YOUR OBJECTIVE:
Scan the data below for the string "this". Copy every line where it appears.

┏━━

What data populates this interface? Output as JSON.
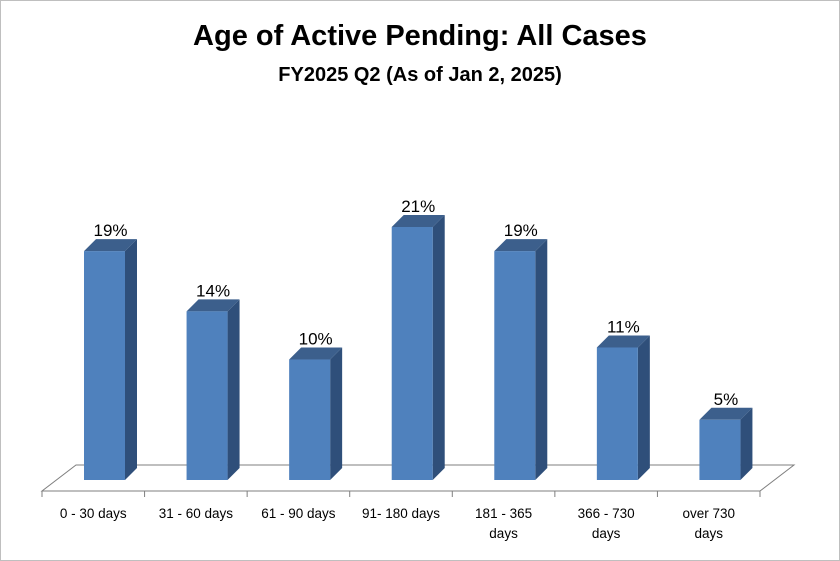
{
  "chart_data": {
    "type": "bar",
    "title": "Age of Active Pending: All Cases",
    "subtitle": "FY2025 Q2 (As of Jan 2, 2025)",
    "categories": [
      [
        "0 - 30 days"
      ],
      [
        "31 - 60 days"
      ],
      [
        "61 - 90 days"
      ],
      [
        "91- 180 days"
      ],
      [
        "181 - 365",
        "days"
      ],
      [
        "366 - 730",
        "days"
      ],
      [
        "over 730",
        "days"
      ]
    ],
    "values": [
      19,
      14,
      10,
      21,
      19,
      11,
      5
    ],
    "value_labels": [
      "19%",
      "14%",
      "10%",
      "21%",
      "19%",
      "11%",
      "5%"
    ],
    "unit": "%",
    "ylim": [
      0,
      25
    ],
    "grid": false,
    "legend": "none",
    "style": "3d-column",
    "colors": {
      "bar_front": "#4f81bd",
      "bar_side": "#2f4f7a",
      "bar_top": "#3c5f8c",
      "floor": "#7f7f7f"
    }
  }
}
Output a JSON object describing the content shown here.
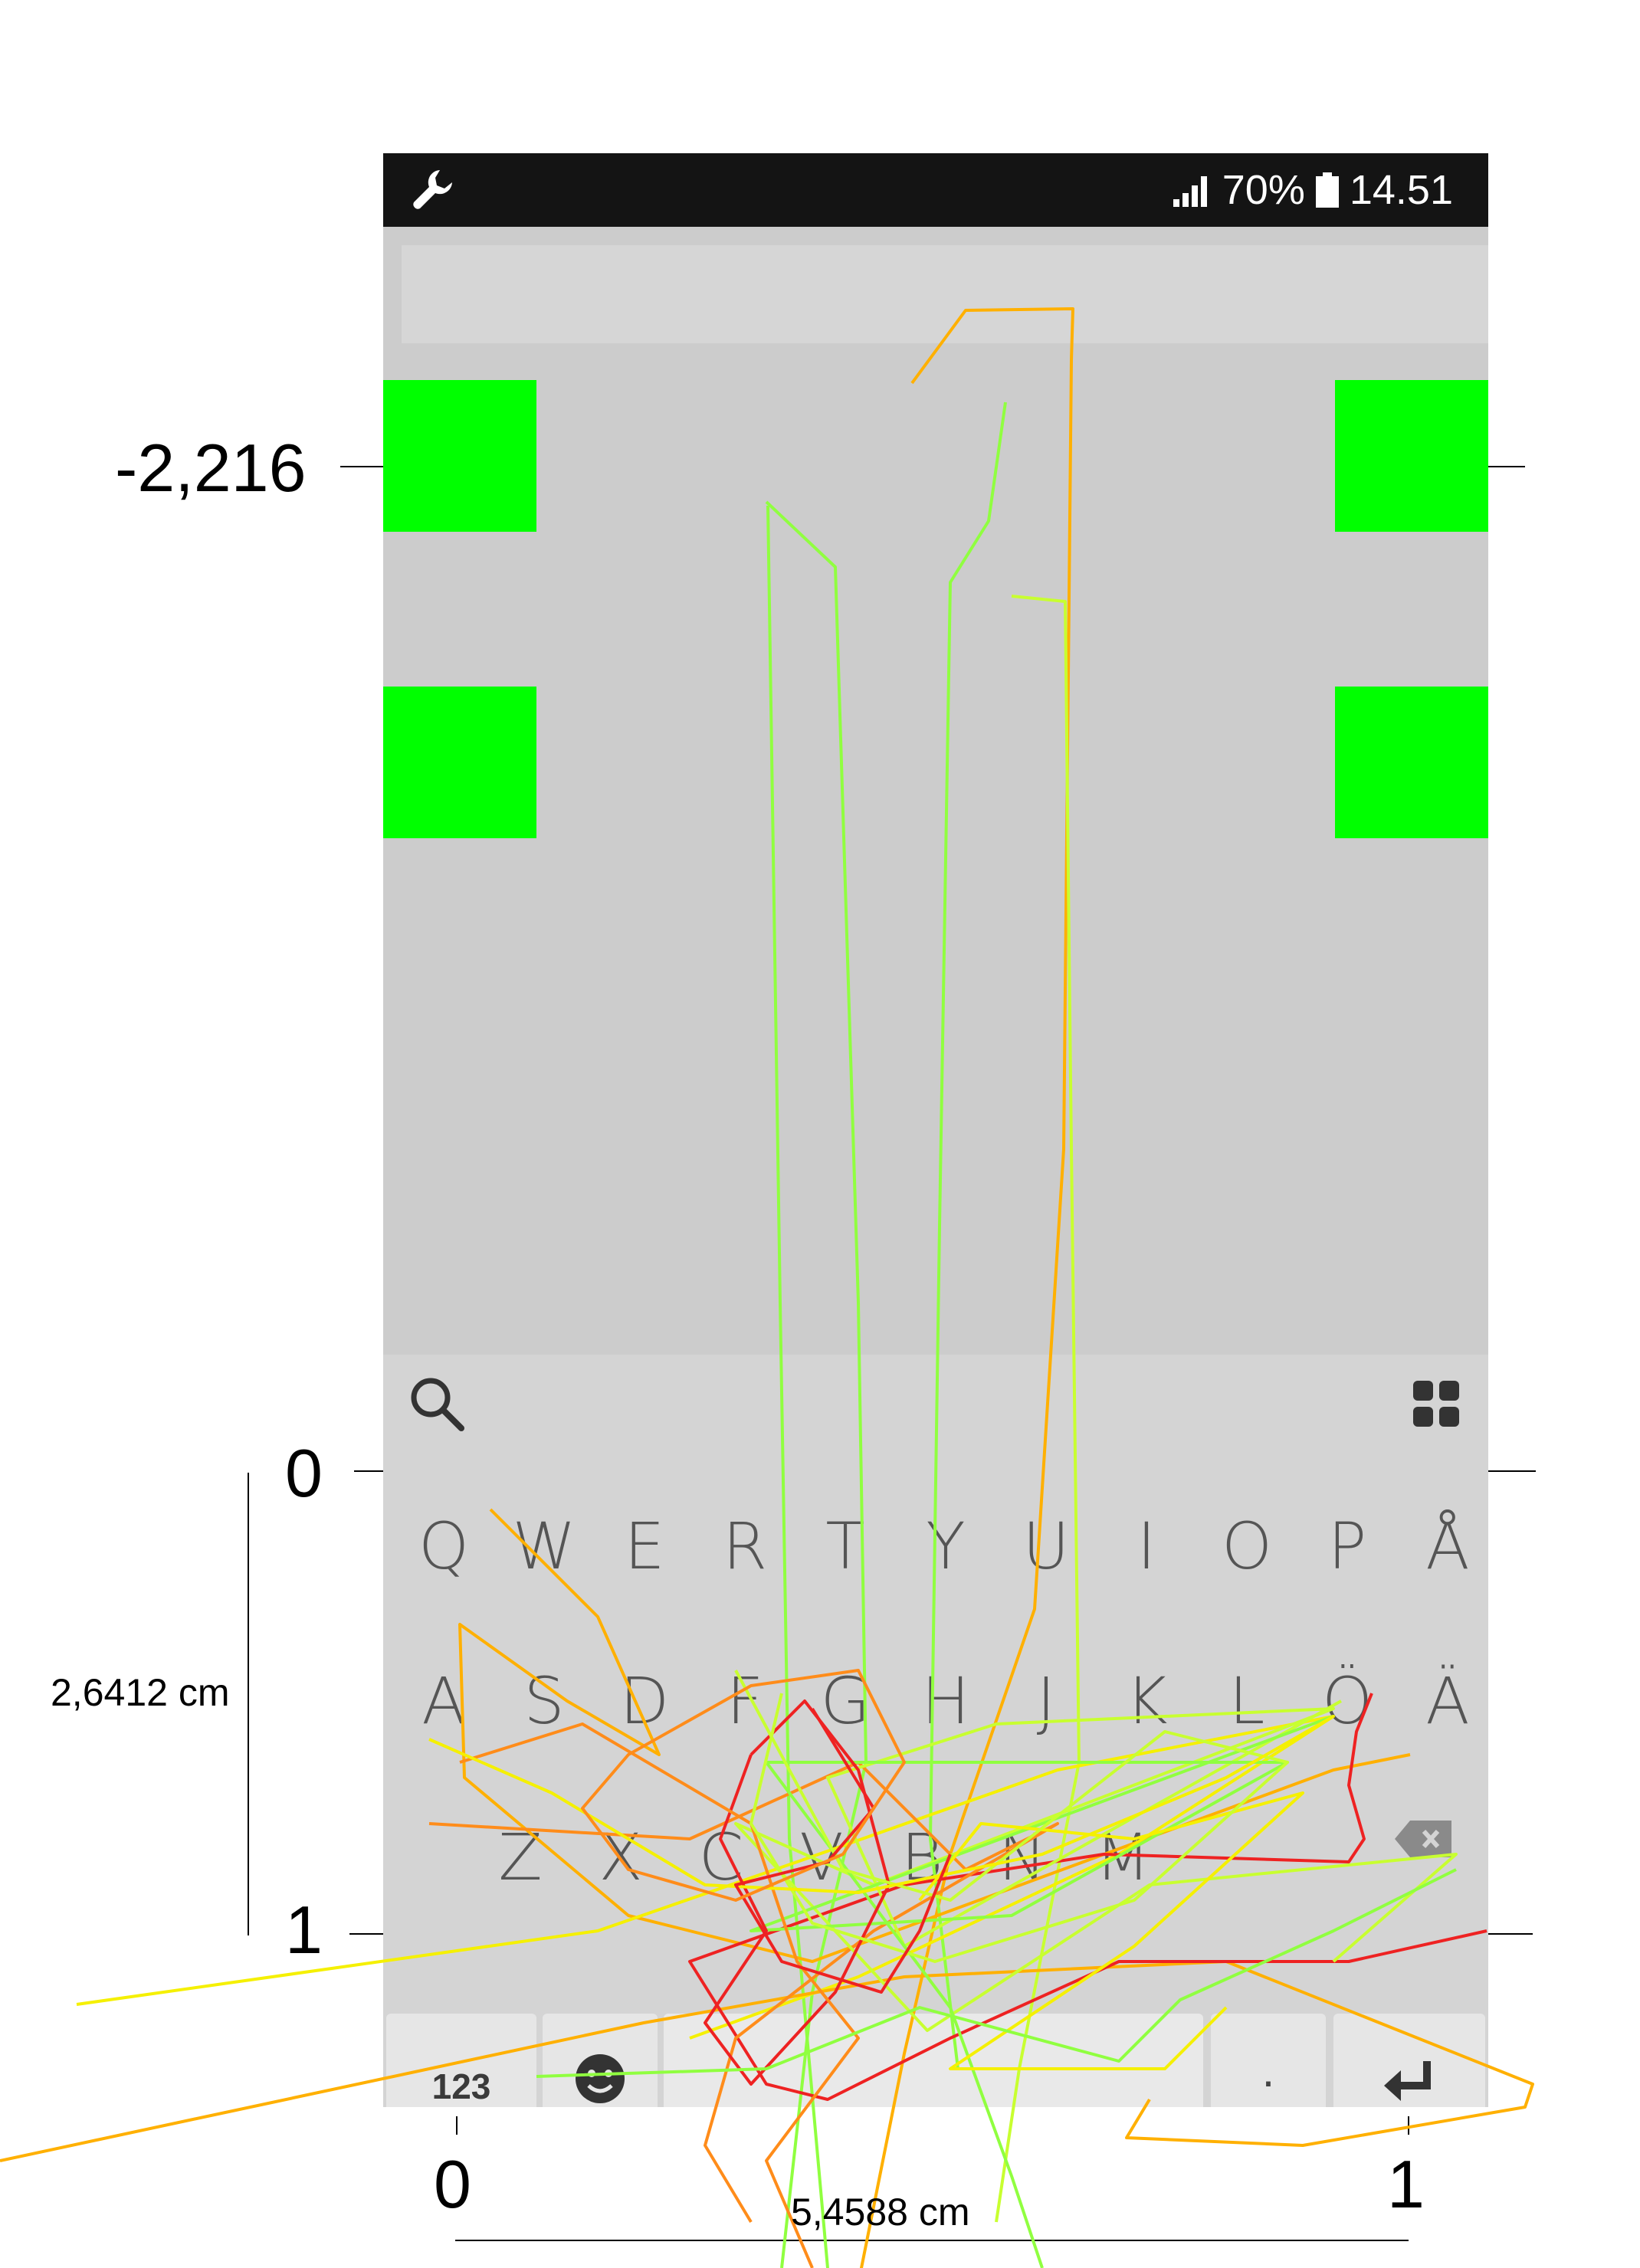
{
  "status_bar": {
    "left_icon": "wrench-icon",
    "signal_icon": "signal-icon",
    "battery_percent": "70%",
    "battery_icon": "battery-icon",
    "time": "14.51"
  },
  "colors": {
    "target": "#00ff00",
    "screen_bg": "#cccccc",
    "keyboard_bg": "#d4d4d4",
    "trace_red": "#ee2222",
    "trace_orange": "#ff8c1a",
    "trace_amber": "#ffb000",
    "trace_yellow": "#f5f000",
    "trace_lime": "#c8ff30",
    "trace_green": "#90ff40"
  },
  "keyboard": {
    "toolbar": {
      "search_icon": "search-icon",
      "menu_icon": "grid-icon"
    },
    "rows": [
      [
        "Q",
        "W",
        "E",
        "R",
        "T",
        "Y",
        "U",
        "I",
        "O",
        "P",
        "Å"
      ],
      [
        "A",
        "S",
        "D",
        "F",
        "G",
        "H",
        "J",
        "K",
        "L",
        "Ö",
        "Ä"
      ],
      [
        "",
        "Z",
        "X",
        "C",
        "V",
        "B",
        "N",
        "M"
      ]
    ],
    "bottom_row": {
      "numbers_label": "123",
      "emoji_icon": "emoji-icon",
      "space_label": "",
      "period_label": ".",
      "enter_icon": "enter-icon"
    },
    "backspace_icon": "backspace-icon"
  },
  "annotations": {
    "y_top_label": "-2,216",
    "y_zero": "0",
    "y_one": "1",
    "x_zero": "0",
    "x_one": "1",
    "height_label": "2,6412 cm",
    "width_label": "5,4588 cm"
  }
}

┗━━
┏━━

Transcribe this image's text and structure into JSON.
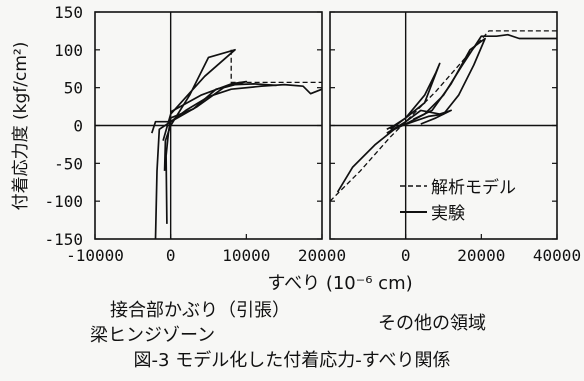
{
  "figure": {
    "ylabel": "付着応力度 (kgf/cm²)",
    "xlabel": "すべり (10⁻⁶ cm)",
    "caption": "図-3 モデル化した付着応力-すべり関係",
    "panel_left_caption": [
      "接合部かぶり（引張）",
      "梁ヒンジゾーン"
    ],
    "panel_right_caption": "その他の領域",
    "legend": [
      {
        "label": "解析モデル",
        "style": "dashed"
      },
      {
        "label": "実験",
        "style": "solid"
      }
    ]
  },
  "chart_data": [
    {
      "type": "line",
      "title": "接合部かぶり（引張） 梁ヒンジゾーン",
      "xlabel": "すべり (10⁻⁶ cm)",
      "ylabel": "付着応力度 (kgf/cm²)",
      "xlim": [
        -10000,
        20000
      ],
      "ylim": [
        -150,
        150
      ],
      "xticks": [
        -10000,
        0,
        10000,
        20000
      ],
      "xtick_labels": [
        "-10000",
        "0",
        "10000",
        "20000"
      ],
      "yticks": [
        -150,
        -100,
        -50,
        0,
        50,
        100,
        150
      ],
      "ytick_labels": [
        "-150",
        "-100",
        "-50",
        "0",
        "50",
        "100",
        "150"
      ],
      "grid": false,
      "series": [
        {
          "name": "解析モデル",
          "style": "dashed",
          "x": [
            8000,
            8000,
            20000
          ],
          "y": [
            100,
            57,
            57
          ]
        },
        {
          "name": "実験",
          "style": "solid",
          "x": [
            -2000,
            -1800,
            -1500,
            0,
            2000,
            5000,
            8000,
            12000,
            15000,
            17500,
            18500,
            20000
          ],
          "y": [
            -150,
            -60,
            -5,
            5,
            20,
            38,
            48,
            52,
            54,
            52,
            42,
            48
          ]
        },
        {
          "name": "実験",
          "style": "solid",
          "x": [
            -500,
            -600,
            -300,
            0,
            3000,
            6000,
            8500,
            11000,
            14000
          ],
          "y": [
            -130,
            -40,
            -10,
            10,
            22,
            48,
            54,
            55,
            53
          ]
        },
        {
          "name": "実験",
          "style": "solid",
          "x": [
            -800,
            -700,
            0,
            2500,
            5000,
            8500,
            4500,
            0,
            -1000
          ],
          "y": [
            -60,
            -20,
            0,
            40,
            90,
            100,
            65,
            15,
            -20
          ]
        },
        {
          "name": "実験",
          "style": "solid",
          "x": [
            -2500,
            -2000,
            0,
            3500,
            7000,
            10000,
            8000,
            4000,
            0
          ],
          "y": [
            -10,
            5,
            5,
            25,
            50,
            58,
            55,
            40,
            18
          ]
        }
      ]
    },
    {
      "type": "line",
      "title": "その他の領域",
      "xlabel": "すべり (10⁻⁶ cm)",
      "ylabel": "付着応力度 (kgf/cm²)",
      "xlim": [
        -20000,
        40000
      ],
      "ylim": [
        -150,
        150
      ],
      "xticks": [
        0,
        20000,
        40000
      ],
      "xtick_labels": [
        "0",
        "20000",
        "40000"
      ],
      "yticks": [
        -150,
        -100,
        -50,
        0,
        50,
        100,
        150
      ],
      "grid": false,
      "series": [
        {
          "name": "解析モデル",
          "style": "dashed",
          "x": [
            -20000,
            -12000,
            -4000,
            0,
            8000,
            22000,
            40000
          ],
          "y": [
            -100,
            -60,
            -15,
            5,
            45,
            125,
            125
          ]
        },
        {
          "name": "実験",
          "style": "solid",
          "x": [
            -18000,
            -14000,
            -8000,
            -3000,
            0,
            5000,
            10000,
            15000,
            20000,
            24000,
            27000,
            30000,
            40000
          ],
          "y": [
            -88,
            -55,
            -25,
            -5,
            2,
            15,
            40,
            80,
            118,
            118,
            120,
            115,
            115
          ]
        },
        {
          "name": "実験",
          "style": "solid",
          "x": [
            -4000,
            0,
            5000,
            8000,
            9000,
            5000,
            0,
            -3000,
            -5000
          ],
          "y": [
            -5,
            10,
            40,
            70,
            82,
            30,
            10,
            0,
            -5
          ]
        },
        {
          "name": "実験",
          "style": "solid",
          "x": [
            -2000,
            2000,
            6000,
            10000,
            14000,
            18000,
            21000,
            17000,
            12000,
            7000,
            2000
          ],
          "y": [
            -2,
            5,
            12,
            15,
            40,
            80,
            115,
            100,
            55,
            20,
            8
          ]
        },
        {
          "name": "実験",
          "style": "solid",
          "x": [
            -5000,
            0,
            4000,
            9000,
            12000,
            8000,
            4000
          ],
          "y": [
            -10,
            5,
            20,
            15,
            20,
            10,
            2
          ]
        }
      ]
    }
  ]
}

┗━━

TASK RESULT:
What data populates this interface? Output as JSON.
Transcribe this image's text and structure into JSON.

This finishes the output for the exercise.